## Problem
Count how many lines in the material below hold the word "results"; the reply is that number alone.

## The input
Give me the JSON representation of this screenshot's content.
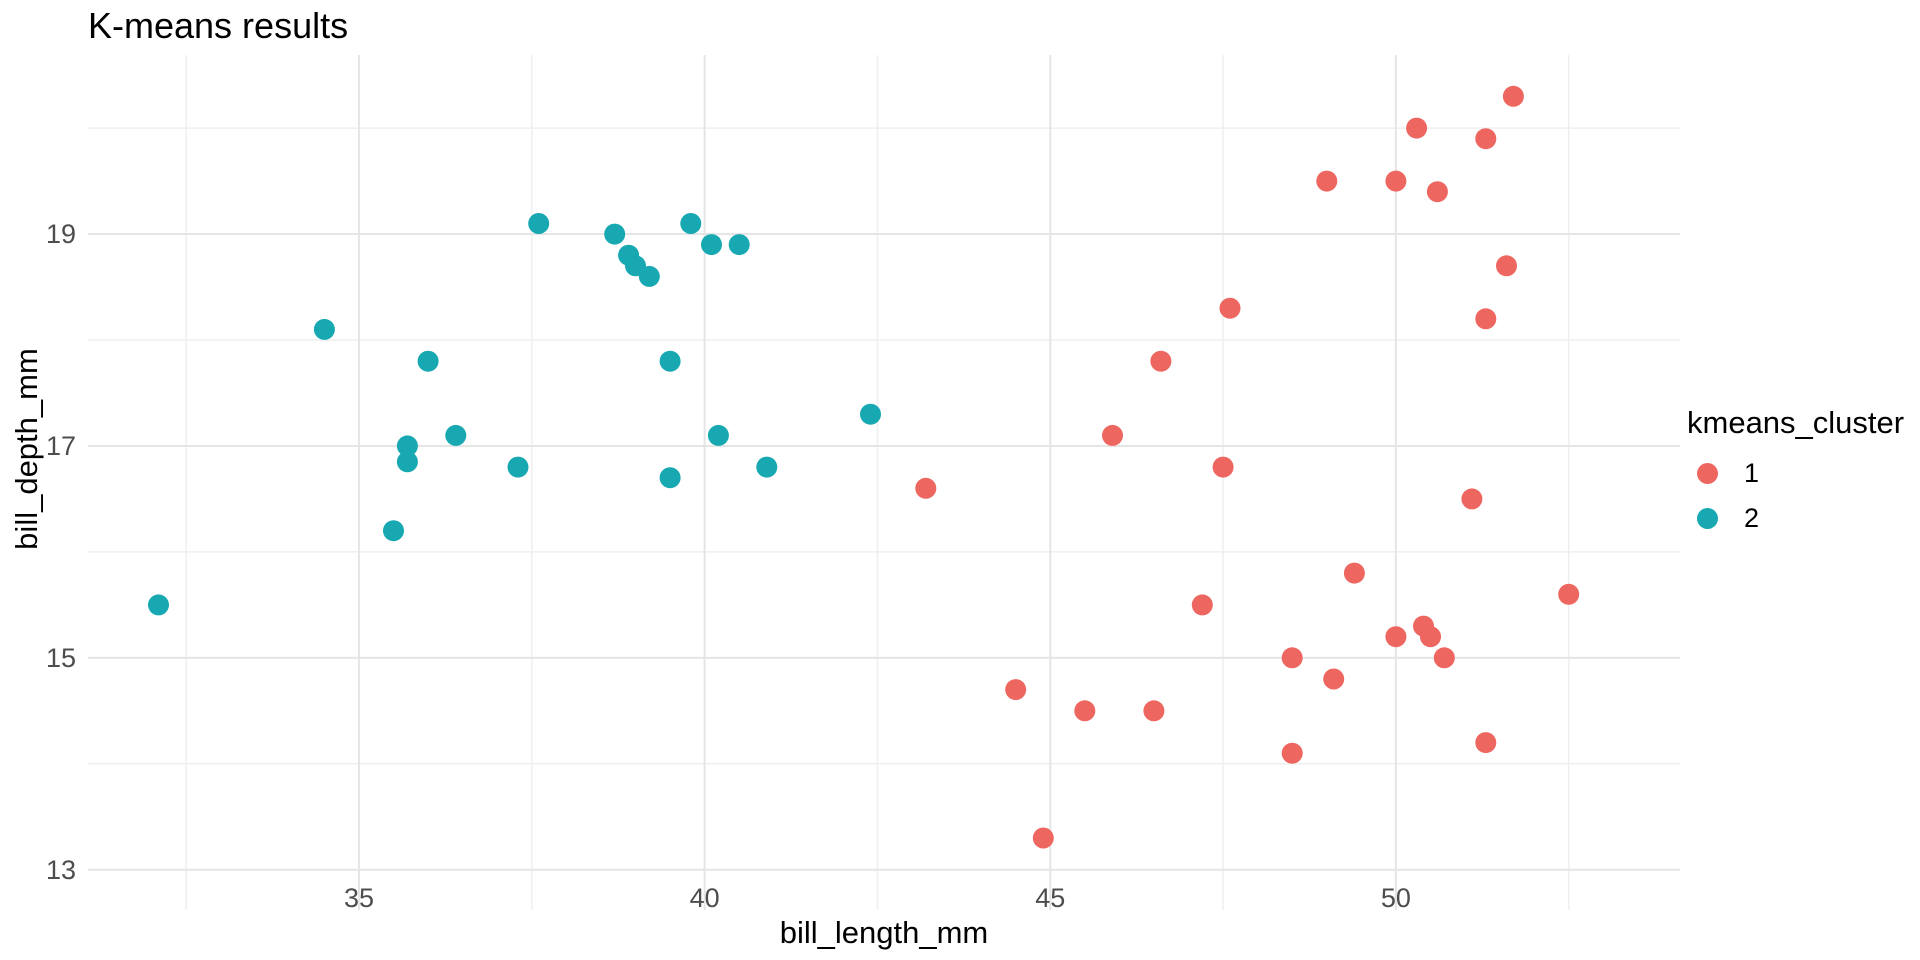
{
  "title": "K-means results",
  "chart_data": {
    "type": "scatter",
    "title": "K-means results",
    "xlabel": "bill_length_mm",
    "ylabel": "bill_depth_mm",
    "legend_title": "kmeans_cluster",
    "legend_position": "right",
    "grid": true,
    "xlim": [
      31.08,
      54.11
    ],
    "ylim": [
      12.62,
      20.69
    ],
    "x_major_ticks": [
      35,
      40,
      45,
      50
    ],
    "x_minor_gridlines": [
      32.5,
      37.5,
      42.5,
      47.5,
      52.5
    ],
    "y_major_ticks": [
      13,
      15,
      17,
      19
    ],
    "y_minor_gridlines": [
      14,
      16,
      18,
      20
    ],
    "series": [
      {
        "name": "1",
        "color": "#EE6660",
        "points": [
          [
            43.2,
            16.6
          ],
          [
            44.5,
            14.7
          ],
          [
            44.9,
            13.3
          ],
          [
            45.5,
            14.5
          ],
          [
            45.9,
            17.1
          ],
          [
            46.5,
            14.5
          ],
          [
            46.6,
            17.8
          ],
          [
            47.2,
            15.5
          ],
          [
            47.5,
            16.8
          ],
          [
            47.6,
            18.3
          ],
          [
            48.5,
            15.0
          ],
          [
            48.5,
            14.1
          ],
          [
            49.0,
            19.5
          ],
          [
            49.1,
            14.8
          ],
          [
            49.4,
            15.8
          ],
          [
            50.0,
            19.5
          ],
          [
            50.0,
            15.2
          ],
          [
            50.3,
            20.0
          ],
          [
            50.4,
            15.3
          ],
          [
            50.5,
            15.2
          ],
          [
            50.6,
            19.4
          ],
          [
            50.7,
            15.0
          ],
          [
            51.1,
            16.5
          ],
          [
            51.3,
            19.9
          ],
          [
            51.3,
            18.2
          ],
          [
            51.3,
            14.2
          ],
          [
            51.6,
            18.7
          ],
          [
            51.7,
            20.3
          ],
          [
            52.5,
            15.6
          ]
        ]
      },
      {
        "name": "2",
        "color": "#17A8B2",
        "points": [
          [
            32.1,
            15.5
          ],
          [
            34.5,
            18.1
          ],
          [
            35.5,
            16.2
          ],
          [
            35.7,
            17.0
          ],
          [
            35.7,
            16.85
          ],
          [
            36.0,
            17.8
          ],
          [
            36.4,
            17.1
          ],
          [
            37.3,
            16.8
          ],
          [
            37.6,
            19.1
          ],
          [
            38.7,
            19.0
          ],
          [
            38.9,
            18.8
          ],
          [
            39.0,
            18.7
          ],
          [
            39.2,
            18.6
          ],
          [
            39.5,
            17.8
          ],
          [
            39.5,
            16.7
          ],
          [
            39.8,
            19.1
          ],
          [
            40.1,
            18.9
          ],
          [
            40.2,
            17.1
          ],
          [
            40.5,
            18.9
          ],
          [
            40.9,
            16.8
          ],
          [
            42.4,
            17.3
          ]
        ]
      }
    ],
    "colors": {
      "cluster_1": "#EE6660",
      "cluster_2": "#17A8B2",
      "grid_major": "#E5E5E5",
      "grid_minor": "#EFEFEF",
      "tick_text": "#4d4d4d"
    }
  }
}
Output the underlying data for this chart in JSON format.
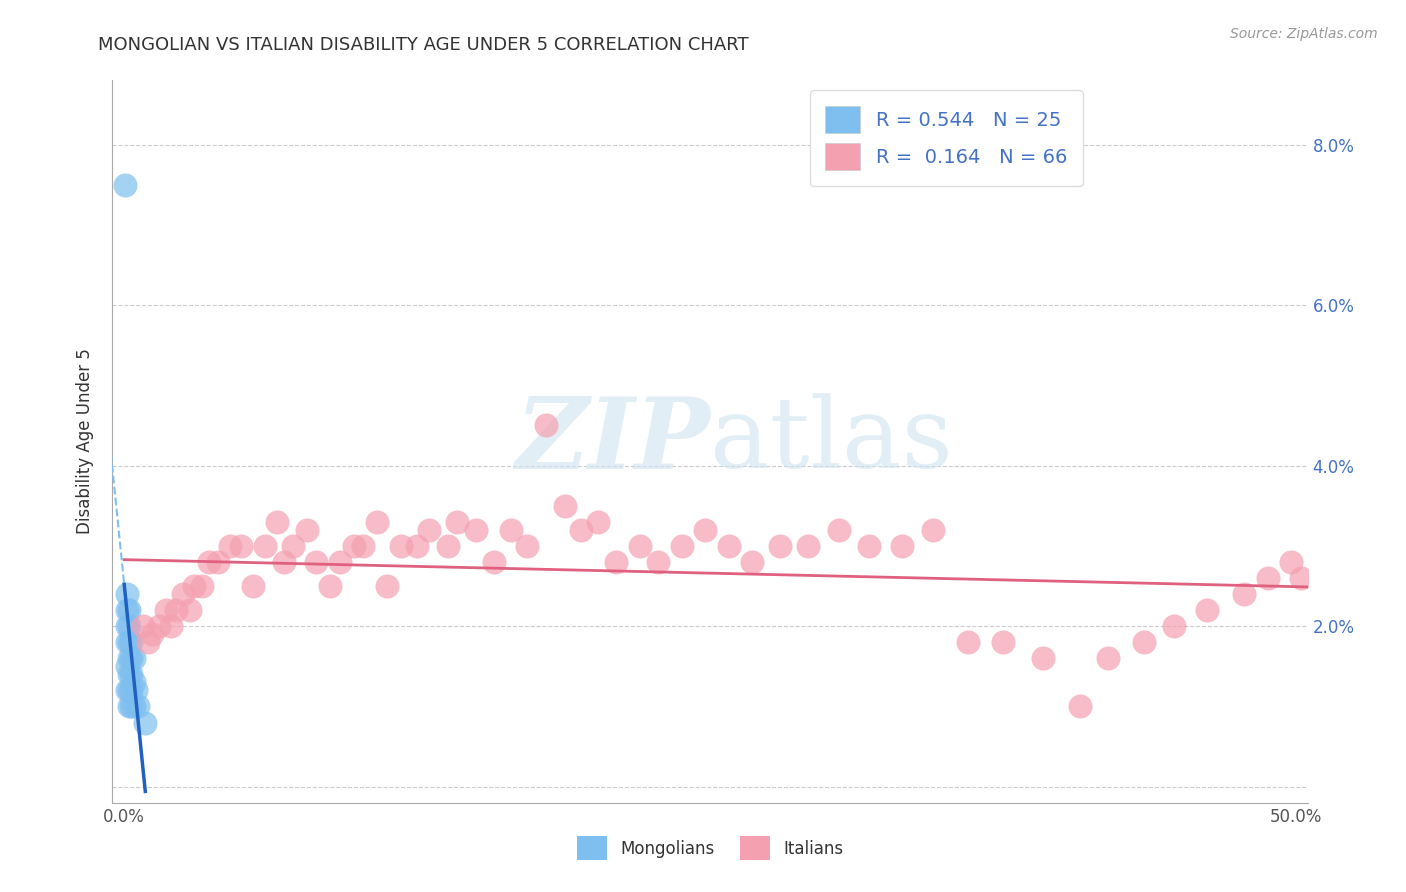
{
  "title": "MONGOLIAN VS ITALIAN DISABILITY AGE UNDER 5 CORRELATION CHART",
  "source": "Source: ZipAtlas.com",
  "ylabel": "Disability Age Under 5",
  "xlim": [
    -0.005,
    0.505
  ],
  "ylim": [
    -0.002,
    0.088
  ],
  "xtick_vals": [
    0.0,
    0.1,
    0.2,
    0.3,
    0.4,
    0.5
  ],
  "xtick_labels": [
    "0.0%",
    "",
    "",
    "",
    "",
    "50.0%"
  ],
  "ytick_vals": [
    0.0,
    0.02,
    0.04,
    0.06,
    0.08
  ],
  "ytick_labels_right": [
    "",
    "2.0%",
    "4.0%",
    "6.0%",
    "8.0%"
  ],
  "mongolian_color": "#7EBFEF",
  "italian_color": "#F4A0B0",
  "mongolian_line_color": "#2060C0",
  "italian_line_color": "#E06080",
  "background_color": "#ffffff",
  "watermark_color": "#d0e4f0",
  "mong_x": [
    0.0005,
    0.001,
    0.001,
    0.001,
    0.001,
    0.001,
    0.001,
    0.002,
    0.002,
    0.002,
    0.002,
    0.002,
    0.002,
    0.002,
    0.003,
    0.003,
    0.003,
    0.003,
    0.003,
    0.004,
    0.004,
    0.004,
    0.005,
    0.006,
    0.009
  ],
  "mong_y": [
    0.075,
    0.024,
    0.022,
    0.02,
    0.018,
    0.015,
    0.012,
    0.022,
    0.02,
    0.018,
    0.016,
    0.014,
    0.012,
    0.01,
    0.018,
    0.016,
    0.014,
    0.012,
    0.01,
    0.016,
    0.013,
    0.01,
    0.012,
    0.01,
    0.008
  ],
  "ital_x": [
    0.008,
    0.01,
    0.012,
    0.015,
    0.018,
    0.02,
    0.022,
    0.025,
    0.028,
    0.03,
    0.033,
    0.036,
    0.04,
    0.045,
    0.05,
    0.055,
    0.06,
    0.065,
    0.068,
    0.072,
    0.078,
    0.082,
    0.088,
    0.092,
    0.098,
    0.102,
    0.108,
    0.112,
    0.118,
    0.125,
    0.13,
    0.138,
    0.142,
    0.15,
    0.158,
    0.165,
    0.172,
    0.18,
    0.188,
    0.195,
    0.202,
    0.21,
    0.22,
    0.228,
    0.238,
    0.248,
    0.258,
    0.268,
    0.28,
    0.292,
    0.305,
    0.318,
    0.332,
    0.345,
    0.36,
    0.375,
    0.392,
    0.408,
    0.42,
    0.435,
    0.448,
    0.462,
    0.478,
    0.488,
    0.498,
    0.502
  ],
  "ital_y": [
    0.02,
    0.018,
    0.019,
    0.02,
    0.022,
    0.02,
    0.022,
    0.024,
    0.022,
    0.025,
    0.025,
    0.028,
    0.028,
    0.03,
    0.03,
    0.025,
    0.03,
    0.033,
    0.028,
    0.03,
    0.032,
    0.028,
    0.025,
    0.028,
    0.03,
    0.03,
    0.033,
    0.025,
    0.03,
    0.03,
    0.032,
    0.03,
    0.033,
    0.032,
    0.028,
    0.032,
    0.03,
    0.045,
    0.035,
    0.032,
    0.033,
    0.028,
    0.03,
    0.028,
    0.03,
    0.032,
    0.03,
    0.028,
    0.03,
    0.03,
    0.032,
    0.03,
    0.03,
    0.032,
    0.018,
    0.018,
    0.016,
    0.01,
    0.016,
    0.018,
    0.02,
    0.022,
    0.024,
    0.026,
    0.028,
    0.026
  ]
}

## Exercise output
2